— Start of Recorded data —

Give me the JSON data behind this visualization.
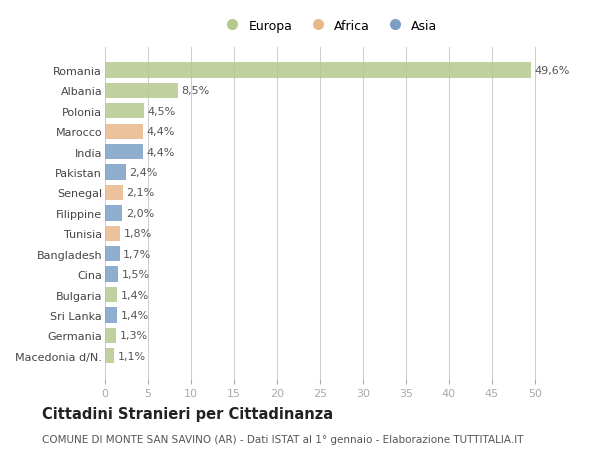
{
  "countries": [
    "Romania",
    "Albania",
    "Polonia",
    "Marocco",
    "India",
    "Pakistan",
    "Senegal",
    "Filippine",
    "Tunisia",
    "Bangladesh",
    "Cina",
    "Bulgaria",
    "Sri Lanka",
    "Germania",
    "Macedonia d/N."
  ],
  "values": [
    49.6,
    8.5,
    4.5,
    4.4,
    4.4,
    2.4,
    2.1,
    2.0,
    1.8,
    1.7,
    1.5,
    1.4,
    1.4,
    1.3,
    1.1
  ],
  "labels": [
    "49,6%",
    "8,5%",
    "4,5%",
    "4,4%",
    "4,4%",
    "2,4%",
    "2,1%",
    "2,0%",
    "1,8%",
    "1,7%",
    "1,5%",
    "1,4%",
    "1,4%",
    "1,3%",
    "1,1%"
  ],
  "continents": [
    "Europa",
    "Europa",
    "Europa",
    "Africa",
    "Asia",
    "Asia",
    "Africa",
    "Asia",
    "Africa",
    "Asia",
    "Asia",
    "Europa",
    "Asia",
    "Europa",
    "Europa"
  ],
  "colors": {
    "Europa": "#b5c98e",
    "Africa": "#e8b88a",
    "Asia": "#7b9fc4"
  },
  "legend_labels": [
    "Europa",
    "Africa",
    "Asia"
  ],
  "xlim": [
    0,
    52
  ],
  "xticks": [
    0,
    5,
    10,
    15,
    20,
    25,
    30,
    35,
    40,
    45,
    50
  ],
  "title_main": "Cittadini Stranieri per Cittadinanza",
  "title_sub": "COMUNE DI MONTE SAN SAVINO (AR) - Dati ISTAT al 1° gennaio - Elaborazione TUTTITALIA.IT",
  "bg_color": "#ffffff",
  "grid_color": "#cccccc",
  "bar_height": 0.75,
  "label_fontsize": 8,
  "tick_fontsize": 8,
  "title_fontsize": 10.5,
  "subtitle_fontsize": 7.5
}
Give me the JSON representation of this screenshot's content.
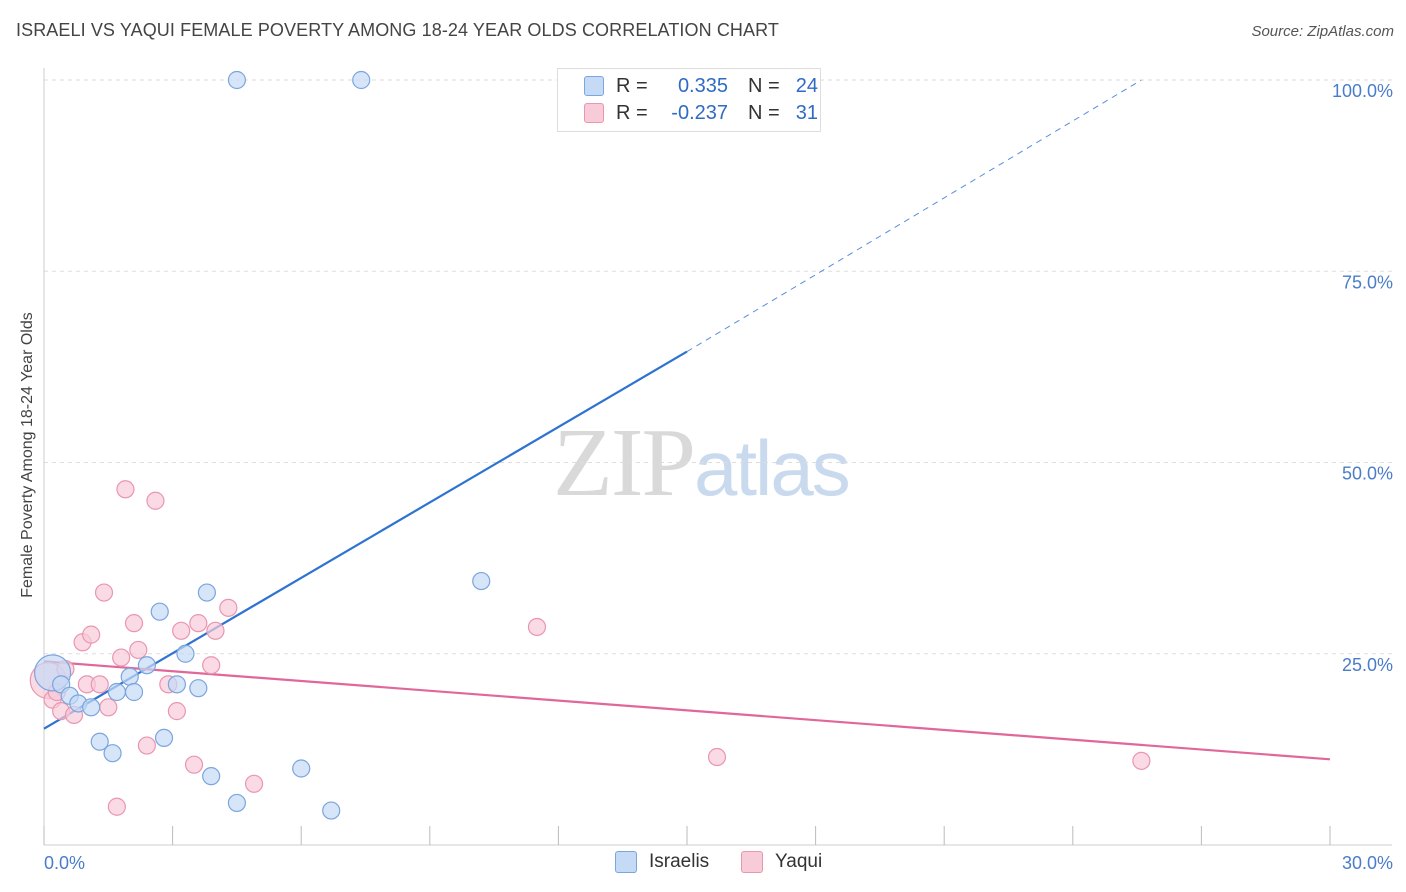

— End of Recorded data —

Description of the task: Transcribe the records word for word and include no pictures.

Finished task:
Give me the JSON data behind this visualization.
{
  "countries": [
    "Romania",
    "Albania",
    "Polonia",
    "Marocco",
    "India",
    "Pakistan",
    "Senegal",
    "Filippine",
    "Tunisia",
    "Bangladesh",
    "Cina",
    "Bulgaria",
    "Sri Lanka",
    "Germania",
    "Macedonia d/N."
  ],
  "values": [
    49.6,
    8.5,
    4.5,
    4.4,
    4.4,
    2.4,
    2.1,
    2.0,
    1.8,
    1.7,
    1.5,
    1.4,
    1.4,
    1.3,
    1.1
  ],
  "labels": [
    "49,6%",
    "8,5%",
    "4,5%",
    "4,4%",
    "4,4%",
    "2,4%",
    "2,1%",
    "2,0%",
    "1,8%",
    "1,7%",
    "1,5%",
    "1,4%",
    "1,4%",
    "1,3%",
    "1,1%"
  ],
  "continents": [
    "Europa",
    "Europa",
    "Europa",
    "Africa",
    "Asia",
    "Asia",
    "Africa",
    "Asia",
    "Africa",
    "Asia",
    "Asia",
    "Europa",
    "Asia",
    "Europa",
    "Europa"
  ],
  "colors": {
    "Europa": "#b5c98e",
    "Africa": "#e8b88a",
    "Asia": "#7b9fc4"
  },
  "legend_labels": [
    "Europa",
    "Africa",
    "Asia"
  ],
  "xlim": [
    0,
    52
  ],
  "xticks": [
    0,
    5,
    10,
    15,
    20,
    25,
    30,
    35,
    40,
    45,
    50
  ],
  "title_main": "Cittadini Stranieri per Cittadinanza",
  "title_sub": "COMUNE DI MONTE SAN SAVINO (AR) - Dati ISTAT al 1° gennaio - Elaborazione TUTTITALIA.IT",
  "bg_color": "#ffffff",
  "grid_color": "#cccccc",
  "bar_height": 0.75,
  "label_fontsize": 8,
  "tick_fontsize": 8,
  "title_fontsize": 10.5,
  "subtitle_fontsize": 7.5
}
Give me the JSON representation of this screenshot's content.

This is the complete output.